Given task:
Could you write out the records below exactly as they appear?

Source data:
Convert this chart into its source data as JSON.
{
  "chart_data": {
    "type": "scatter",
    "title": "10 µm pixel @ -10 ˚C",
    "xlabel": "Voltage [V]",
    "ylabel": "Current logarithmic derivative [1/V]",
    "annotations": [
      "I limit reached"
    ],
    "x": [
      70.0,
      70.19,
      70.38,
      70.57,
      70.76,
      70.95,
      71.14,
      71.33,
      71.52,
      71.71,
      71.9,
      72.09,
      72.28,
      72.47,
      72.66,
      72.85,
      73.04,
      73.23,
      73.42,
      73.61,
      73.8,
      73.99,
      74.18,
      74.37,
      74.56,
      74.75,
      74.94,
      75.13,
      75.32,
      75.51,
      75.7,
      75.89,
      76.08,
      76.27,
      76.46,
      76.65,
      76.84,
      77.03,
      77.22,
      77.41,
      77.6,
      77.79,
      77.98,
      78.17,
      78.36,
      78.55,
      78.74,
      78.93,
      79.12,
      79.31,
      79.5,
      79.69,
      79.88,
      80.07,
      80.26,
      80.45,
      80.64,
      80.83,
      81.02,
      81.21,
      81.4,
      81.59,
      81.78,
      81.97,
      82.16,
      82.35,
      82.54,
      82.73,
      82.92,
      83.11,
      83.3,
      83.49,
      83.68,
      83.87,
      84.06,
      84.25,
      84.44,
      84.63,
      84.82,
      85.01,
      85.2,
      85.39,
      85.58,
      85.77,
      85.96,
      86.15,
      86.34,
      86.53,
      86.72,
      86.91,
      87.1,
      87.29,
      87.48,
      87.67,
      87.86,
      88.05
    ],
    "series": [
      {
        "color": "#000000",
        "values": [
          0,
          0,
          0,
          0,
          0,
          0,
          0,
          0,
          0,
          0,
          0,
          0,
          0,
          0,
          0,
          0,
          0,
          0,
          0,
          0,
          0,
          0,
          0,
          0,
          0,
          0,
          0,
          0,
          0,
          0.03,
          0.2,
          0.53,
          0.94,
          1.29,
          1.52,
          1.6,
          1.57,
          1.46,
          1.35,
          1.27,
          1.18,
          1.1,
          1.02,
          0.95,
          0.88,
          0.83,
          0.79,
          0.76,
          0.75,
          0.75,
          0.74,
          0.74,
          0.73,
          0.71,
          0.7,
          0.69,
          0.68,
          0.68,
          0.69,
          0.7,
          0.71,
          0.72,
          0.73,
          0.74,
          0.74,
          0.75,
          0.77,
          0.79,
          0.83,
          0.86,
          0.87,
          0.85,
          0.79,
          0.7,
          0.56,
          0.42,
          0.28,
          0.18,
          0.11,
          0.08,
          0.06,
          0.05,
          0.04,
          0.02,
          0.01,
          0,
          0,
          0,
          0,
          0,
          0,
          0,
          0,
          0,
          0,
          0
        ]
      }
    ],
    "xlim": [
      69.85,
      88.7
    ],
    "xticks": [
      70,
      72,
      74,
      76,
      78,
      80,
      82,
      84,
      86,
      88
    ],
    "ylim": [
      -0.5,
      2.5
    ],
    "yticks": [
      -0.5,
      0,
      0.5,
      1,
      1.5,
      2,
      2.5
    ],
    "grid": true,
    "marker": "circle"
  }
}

Solution to the exercise:
Convert this chart into its source data as JSON.
{
  "chart_data": {
    "type": "scatter",
    "title": "10 µm pixel @ -10 ˚C",
    "xlabel": "Voltage [V]",
    "ylabel": "Current logarithmic derivative [1/V]",
    "annotations": [
      "I limit reached"
    ],
    "x": [
      70.0,
      70.19,
      70.38,
      70.57,
      70.76,
      70.95,
      71.14,
      71.33,
      71.52,
      71.71,
      71.9,
      72.09,
      72.28,
      72.47,
      72.66,
      72.85,
      73.04,
      73.23,
      73.42,
      73.61,
      73.8,
      73.99,
      74.18,
      74.37,
      74.56,
      74.75,
      74.94,
      75.13,
      75.32,
      75.51,
      75.7,
      75.89,
      76.08,
      76.27,
      76.46,
      76.65,
      76.84,
      77.03,
      77.22,
      77.41,
      77.6,
      77.79,
      77.98,
      78.17,
      78.36,
      78.55,
      78.74,
      78.93,
      79.12,
      79.31,
      79.5,
      79.69,
      79.88,
      80.07,
      80.26,
      80.45,
      80.64,
      80.83,
      81.02,
      81.21,
      81.4,
      81.59,
      81.78,
      81.97,
      82.16,
      82.35,
      82.54,
      82.73,
      82.92,
      83.11,
      83.3,
      83.49,
      83.68,
      83.87,
      84.06,
      84.25,
      84.44,
      84.63,
      84.82,
      85.01,
      85.2,
      85.39,
      85.58,
      85.77,
      85.96,
      86.15,
      86.34,
      86.53,
      86.72,
      86.91,
      87.1,
      87.29,
      87.48,
      87.67,
      87.86,
      88.05
    ],
    "series": [
      {
        "color": "#000000",
        "values": [
          0,
          0,
          0,
          0,
          0,
          0,
          0,
          0,
          0,
          0,
          0,
          0,
          0,
          0,
          0,
          0,
          0,
          0,
          0,
          0,
          0,
          0,
          0,
          0,
          0,
          0,
          0,
          0,
          0,
          0.03,
          0.2,
          0.53,
          0.94,
          1.29,
          1.52,
          1.6,
          1.57,
          1.46,
          1.35,
          1.27,
          1.18,
          1.1,
          1.02,
          0.95,
          0.88,
          0.83,
          0.79,
          0.76,
          0.75,
          0.75,
          0.74,
          0.74,
          0.73,
          0.71,
          0.7,
          0.69,
          0.68,
          0.68,
          0.69,
          0.7,
          0.71,
          0.72,
          0.73,
          0.74,
          0.74,
          0.75,
          0.77,
          0.79,
          0.83,
          0.86,
          0.87,
          0.85,
          0.79,
          0.7,
          0.56,
          0.42,
          0.28,
          0.18,
          0.11,
          0.08,
          0.06,
          0.05,
          0.04,
          0.02,
          0.01,
          0,
          0,
          0,
          0,
          0,
          0,
          0,
          0,
          0,
          0,
          0
        ]
      }
    ],
    "xlim": [
      69.85,
      88.7
    ],
    "xticks": [
      70,
      72,
      74,
      76,
      78,
      80,
      82,
      84,
      86,
      88
    ],
    "ylim": [
      -0.5,
      2.5
    ],
    "yticks": [
      -0.5,
      0,
      0.5,
      1,
      1.5,
      2,
      2.5
    ],
    "grid": true,
    "marker": "circle"
  }
}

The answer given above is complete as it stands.